REQUIRED TASK:
Of all the lines here, how many include the string "Keyless"? Answer with the number only.

Dataset entries:
-=-=-

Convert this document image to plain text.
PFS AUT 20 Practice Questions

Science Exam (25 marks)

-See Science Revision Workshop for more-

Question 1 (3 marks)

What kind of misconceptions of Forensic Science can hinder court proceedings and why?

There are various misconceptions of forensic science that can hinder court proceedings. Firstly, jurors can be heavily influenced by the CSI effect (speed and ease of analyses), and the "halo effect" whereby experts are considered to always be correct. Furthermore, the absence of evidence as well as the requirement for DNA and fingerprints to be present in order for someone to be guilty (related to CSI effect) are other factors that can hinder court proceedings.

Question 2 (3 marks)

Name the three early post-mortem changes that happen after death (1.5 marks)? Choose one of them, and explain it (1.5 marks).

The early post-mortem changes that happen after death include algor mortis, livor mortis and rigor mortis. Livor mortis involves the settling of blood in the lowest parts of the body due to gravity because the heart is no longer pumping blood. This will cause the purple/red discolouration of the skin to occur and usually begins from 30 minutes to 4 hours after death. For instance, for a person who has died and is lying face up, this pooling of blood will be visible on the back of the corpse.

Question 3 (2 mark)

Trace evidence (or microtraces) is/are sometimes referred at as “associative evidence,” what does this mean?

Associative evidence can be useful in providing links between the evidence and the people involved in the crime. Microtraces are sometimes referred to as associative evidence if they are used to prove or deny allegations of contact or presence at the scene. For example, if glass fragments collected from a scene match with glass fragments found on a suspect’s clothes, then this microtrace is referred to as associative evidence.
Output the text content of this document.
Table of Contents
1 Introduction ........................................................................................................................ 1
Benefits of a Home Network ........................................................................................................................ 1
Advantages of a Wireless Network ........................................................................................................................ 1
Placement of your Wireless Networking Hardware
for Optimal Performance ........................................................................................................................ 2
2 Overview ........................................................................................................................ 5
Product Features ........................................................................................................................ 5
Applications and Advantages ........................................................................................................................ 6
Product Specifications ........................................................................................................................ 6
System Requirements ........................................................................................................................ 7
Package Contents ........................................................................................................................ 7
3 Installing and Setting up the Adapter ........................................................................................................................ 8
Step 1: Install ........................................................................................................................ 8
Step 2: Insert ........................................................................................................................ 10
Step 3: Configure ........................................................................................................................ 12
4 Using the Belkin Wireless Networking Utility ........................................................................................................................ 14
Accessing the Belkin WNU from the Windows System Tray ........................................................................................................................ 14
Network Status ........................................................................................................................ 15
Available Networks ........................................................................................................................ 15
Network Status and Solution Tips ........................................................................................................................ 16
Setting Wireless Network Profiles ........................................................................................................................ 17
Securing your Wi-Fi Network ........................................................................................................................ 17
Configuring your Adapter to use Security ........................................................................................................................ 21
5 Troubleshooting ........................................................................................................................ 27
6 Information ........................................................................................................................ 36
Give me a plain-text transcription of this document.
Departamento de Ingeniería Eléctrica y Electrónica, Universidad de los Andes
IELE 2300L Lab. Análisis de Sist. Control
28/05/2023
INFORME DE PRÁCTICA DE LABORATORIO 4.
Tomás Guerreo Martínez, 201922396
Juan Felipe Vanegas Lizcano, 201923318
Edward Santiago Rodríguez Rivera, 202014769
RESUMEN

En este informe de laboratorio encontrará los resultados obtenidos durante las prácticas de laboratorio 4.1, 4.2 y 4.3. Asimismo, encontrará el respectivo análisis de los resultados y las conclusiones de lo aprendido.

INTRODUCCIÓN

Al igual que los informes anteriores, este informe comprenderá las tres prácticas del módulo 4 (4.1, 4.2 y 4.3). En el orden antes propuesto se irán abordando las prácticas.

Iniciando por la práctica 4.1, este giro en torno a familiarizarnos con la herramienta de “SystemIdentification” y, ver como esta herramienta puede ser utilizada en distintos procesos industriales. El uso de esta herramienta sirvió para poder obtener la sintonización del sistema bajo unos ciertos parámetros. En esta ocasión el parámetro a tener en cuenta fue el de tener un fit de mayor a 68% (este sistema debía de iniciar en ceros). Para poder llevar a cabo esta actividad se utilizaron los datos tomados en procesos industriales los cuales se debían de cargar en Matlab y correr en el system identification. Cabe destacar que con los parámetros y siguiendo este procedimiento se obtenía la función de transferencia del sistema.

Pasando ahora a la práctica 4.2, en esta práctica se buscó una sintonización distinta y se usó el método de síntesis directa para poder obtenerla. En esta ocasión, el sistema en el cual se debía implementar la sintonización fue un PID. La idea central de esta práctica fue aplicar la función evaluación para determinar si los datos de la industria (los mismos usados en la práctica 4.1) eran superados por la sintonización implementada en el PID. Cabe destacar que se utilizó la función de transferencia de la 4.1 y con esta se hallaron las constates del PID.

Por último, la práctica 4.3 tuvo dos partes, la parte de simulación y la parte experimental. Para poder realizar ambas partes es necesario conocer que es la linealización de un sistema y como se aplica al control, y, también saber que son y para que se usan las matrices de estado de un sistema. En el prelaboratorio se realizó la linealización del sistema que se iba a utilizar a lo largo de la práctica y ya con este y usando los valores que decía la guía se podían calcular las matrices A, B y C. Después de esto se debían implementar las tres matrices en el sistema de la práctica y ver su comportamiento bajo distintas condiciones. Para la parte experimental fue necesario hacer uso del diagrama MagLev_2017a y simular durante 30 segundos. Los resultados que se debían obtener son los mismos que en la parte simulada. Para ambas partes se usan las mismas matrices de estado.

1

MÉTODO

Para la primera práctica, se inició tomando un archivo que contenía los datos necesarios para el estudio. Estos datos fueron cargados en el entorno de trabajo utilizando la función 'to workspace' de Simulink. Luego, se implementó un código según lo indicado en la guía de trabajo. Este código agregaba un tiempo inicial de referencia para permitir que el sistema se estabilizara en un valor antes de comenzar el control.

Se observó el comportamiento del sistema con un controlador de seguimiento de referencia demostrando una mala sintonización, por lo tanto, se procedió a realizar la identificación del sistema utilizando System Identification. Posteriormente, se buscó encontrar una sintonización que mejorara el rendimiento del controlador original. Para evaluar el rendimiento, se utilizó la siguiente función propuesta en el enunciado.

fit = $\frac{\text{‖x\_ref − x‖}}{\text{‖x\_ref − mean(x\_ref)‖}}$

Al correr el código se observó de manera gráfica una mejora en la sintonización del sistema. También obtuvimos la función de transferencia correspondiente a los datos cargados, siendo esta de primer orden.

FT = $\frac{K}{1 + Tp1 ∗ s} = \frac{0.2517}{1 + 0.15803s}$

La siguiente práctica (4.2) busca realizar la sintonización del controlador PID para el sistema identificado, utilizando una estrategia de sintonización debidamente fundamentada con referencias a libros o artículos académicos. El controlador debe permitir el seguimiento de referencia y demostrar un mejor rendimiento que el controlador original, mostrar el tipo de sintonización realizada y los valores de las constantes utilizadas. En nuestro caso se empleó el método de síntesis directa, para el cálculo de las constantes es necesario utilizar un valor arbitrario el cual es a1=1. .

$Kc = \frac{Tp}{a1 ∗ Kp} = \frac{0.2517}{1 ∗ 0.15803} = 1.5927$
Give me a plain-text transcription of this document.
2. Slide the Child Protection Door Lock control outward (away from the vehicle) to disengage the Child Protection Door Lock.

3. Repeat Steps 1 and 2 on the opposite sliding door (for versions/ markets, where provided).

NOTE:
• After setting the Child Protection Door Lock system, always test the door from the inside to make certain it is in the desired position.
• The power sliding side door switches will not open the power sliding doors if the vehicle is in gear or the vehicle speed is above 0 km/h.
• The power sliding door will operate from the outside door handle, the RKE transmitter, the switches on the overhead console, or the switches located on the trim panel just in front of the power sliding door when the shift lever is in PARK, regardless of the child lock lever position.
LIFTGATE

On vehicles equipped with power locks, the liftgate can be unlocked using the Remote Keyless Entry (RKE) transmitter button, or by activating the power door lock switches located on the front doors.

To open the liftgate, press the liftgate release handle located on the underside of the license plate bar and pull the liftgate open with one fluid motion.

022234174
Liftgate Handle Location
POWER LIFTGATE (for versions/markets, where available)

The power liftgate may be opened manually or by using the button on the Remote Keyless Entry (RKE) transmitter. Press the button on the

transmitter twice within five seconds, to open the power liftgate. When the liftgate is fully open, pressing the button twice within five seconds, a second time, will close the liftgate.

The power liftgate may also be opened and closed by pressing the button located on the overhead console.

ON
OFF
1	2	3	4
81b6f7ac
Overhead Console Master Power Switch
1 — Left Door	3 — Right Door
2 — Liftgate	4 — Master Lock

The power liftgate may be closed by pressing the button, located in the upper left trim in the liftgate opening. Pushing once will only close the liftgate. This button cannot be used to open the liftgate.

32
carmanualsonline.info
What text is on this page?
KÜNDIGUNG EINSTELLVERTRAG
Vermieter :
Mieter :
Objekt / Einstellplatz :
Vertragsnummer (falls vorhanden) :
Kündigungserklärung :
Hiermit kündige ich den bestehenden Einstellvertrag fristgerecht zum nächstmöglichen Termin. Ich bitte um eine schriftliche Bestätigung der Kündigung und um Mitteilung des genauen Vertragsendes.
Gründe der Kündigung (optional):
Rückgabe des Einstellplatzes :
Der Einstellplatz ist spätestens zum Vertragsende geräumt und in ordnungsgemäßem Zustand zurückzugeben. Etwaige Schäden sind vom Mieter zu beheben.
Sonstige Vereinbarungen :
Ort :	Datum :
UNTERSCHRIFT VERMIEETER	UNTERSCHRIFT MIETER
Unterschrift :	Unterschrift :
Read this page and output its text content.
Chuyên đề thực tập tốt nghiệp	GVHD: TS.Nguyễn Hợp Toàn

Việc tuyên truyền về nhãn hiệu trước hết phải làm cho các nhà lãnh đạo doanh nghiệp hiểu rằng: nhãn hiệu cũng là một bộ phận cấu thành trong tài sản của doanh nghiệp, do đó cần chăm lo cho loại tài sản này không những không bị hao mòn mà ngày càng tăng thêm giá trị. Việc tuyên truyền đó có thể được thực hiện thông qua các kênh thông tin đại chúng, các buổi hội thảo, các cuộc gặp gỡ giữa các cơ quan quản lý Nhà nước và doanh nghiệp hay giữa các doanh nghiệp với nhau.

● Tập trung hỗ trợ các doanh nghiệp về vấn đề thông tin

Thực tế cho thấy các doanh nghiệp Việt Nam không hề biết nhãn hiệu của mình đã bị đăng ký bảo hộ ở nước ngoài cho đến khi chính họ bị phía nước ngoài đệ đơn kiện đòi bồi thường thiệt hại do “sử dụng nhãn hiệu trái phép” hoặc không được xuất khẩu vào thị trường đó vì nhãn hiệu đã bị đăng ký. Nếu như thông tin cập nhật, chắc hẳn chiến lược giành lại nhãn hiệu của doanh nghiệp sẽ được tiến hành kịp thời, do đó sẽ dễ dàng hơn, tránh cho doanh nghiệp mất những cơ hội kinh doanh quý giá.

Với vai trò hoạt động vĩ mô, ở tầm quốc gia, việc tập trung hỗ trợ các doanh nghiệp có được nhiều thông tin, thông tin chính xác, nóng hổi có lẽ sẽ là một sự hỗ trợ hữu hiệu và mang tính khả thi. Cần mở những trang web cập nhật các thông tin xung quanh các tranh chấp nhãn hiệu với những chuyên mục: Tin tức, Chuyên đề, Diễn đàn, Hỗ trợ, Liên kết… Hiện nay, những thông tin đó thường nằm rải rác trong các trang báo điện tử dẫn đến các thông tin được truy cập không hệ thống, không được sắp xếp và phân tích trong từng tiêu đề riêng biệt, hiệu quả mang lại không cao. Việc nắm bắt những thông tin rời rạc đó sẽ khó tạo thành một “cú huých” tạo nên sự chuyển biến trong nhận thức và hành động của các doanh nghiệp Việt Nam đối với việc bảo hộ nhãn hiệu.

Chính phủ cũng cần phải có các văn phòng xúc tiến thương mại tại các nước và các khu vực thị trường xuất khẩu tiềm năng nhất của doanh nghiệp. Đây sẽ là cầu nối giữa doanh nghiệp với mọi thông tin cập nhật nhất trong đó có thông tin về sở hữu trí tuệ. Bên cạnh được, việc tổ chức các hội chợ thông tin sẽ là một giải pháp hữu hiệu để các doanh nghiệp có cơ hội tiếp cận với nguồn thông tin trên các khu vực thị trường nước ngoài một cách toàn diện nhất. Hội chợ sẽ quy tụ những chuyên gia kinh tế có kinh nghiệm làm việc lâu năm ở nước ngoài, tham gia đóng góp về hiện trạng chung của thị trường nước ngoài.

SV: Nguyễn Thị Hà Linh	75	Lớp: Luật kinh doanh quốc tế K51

-=-=-

WORKED ANSWER:
2